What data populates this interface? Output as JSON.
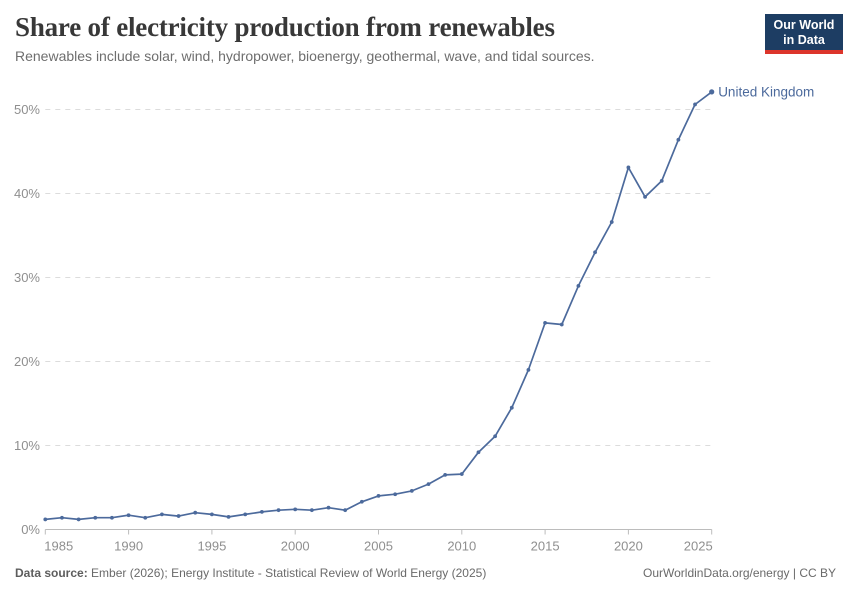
{
  "header": {
    "title": "Share of electricity production from renewables",
    "subtitle": "Renewables include solar, wind, hydropower, bioenergy, geothermal, wave, and tidal sources.",
    "logo": {
      "line1": "Our World",
      "line2": "in Data",
      "bg_color": "#1d3d63",
      "accent_color": "#dc352b"
    }
  },
  "footer": {
    "source_label": "Data source:",
    "source_text": " Ember (2026); Energy Institute - Statistical Review of World Energy (2025)",
    "link_text": "OurWorldinData.org/energy | CC BY"
  },
  "chart_data": {
    "type": "line",
    "title": "Share of electricity production from renewables",
    "xlabel": "",
    "ylabel": "",
    "xlim": [
      1985,
      2025
    ],
    "ylim": [
      0,
      52.5
    ],
    "x_ticks": [
      1985,
      1990,
      1995,
      2000,
      2005,
      2010,
      2015,
      2020,
      2025
    ],
    "y_ticks": [
      0,
      10,
      20,
      30,
      40,
      50
    ],
    "y_tick_suffix": "%",
    "grid": "horizontal-dashed",
    "legend": "end-of-line-label",
    "colors": {
      "series": "#4C6A9C",
      "gridline": "#dcdcdc",
      "axis": "#bcbcbc",
      "tick_label": "#8f8f8f"
    },
    "series": [
      {
        "name": "United Kingdom",
        "color": "#4C6A9C",
        "x": [
          1985,
          1986,
          1987,
          1988,
          1989,
          1990,
          1991,
          1992,
          1993,
          1994,
          1995,
          1996,
          1997,
          1998,
          1999,
          2000,
          2001,
          2002,
          2003,
          2004,
          2005,
          2006,
          2007,
          2008,
          2009,
          2010,
          2011,
          2012,
          2013,
          2014,
          2015,
          2016,
          2017,
          2018,
          2019,
          2020,
          2021,
          2022,
          2023,
          2024,
          2025
        ],
        "values": [
          1.2,
          1.4,
          1.2,
          1.4,
          1.4,
          1.7,
          1.4,
          1.8,
          1.6,
          2.0,
          1.8,
          1.5,
          1.8,
          2.1,
          2.3,
          2.4,
          2.3,
          2.6,
          2.3,
          3.3,
          4.0,
          4.2,
          4.6,
          5.4,
          6.5,
          6.6,
          9.2,
          11.1,
          14.5,
          19.0,
          24.6,
          24.4,
          29.0,
          33.0,
          36.6,
          43.1,
          39.6,
          41.5,
          46.4,
          50.6,
          52.1
        ]
      }
    ]
  }
}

□ □ □ □ □ □ □

Every record above should be transcribed exactly; the pictures stay out of the copy.

What data populates this interface? Output as JSON.
{
  "header": {
    "title": "Share of electricity production from renewables",
    "subtitle": "Renewables include solar, wind, hydropower, bioenergy, geothermal, wave, and tidal sources.",
    "logo": {
      "line1": "Our World",
      "line2": "in Data",
      "bg_color": "#1d3d63",
      "accent_color": "#dc352b"
    }
  },
  "footer": {
    "source_label": "Data source:",
    "source_text": " Ember (2026); Energy Institute - Statistical Review of World Energy (2025)",
    "link_text": "OurWorldinData.org/energy | CC BY"
  },
  "chart_data": {
    "type": "line",
    "title": "Share of electricity production from renewables",
    "xlabel": "",
    "ylabel": "",
    "xlim": [
      1985,
      2025
    ],
    "ylim": [
      0,
      52.5
    ],
    "x_ticks": [
      1985,
      1990,
      1995,
      2000,
      2005,
      2010,
      2015,
      2020,
      2025
    ],
    "y_ticks": [
      0,
      10,
      20,
      30,
      40,
      50
    ],
    "y_tick_suffix": "%",
    "grid": "horizontal-dashed",
    "legend": "end-of-line-label",
    "colors": {
      "series": "#4C6A9C",
      "gridline": "#dcdcdc",
      "axis": "#bcbcbc",
      "tick_label": "#8f8f8f"
    },
    "series": [
      {
        "name": "United Kingdom",
        "color": "#4C6A9C",
        "x": [
          1985,
          1986,
          1987,
          1988,
          1989,
          1990,
          1991,
          1992,
          1993,
          1994,
          1995,
          1996,
          1997,
          1998,
          1999,
          2000,
          2001,
          2002,
          2003,
          2004,
          2005,
          2006,
          2007,
          2008,
          2009,
          2010,
          2011,
          2012,
          2013,
          2014,
          2015,
          2016,
          2017,
          2018,
          2019,
          2020,
          2021,
          2022,
          2023,
          2024,
          2025
        ],
        "values": [
          1.2,
          1.4,
          1.2,
          1.4,
          1.4,
          1.7,
          1.4,
          1.8,
          1.6,
          2.0,
          1.8,
          1.5,
          1.8,
          2.1,
          2.3,
          2.4,
          2.3,
          2.6,
          2.3,
          3.3,
          4.0,
          4.2,
          4.6,
          5.4,
          6.5,
          6.6,
          9.2,
          11.1,
          14.5,
          19.0,
          24.6,
          24.4,
          29.0,
          33.0,
          36.6,
          43.1,
          39.6,
          41.5,
          46.4,
          50.6,
          52.1
        ]
      }
    ]
  }
}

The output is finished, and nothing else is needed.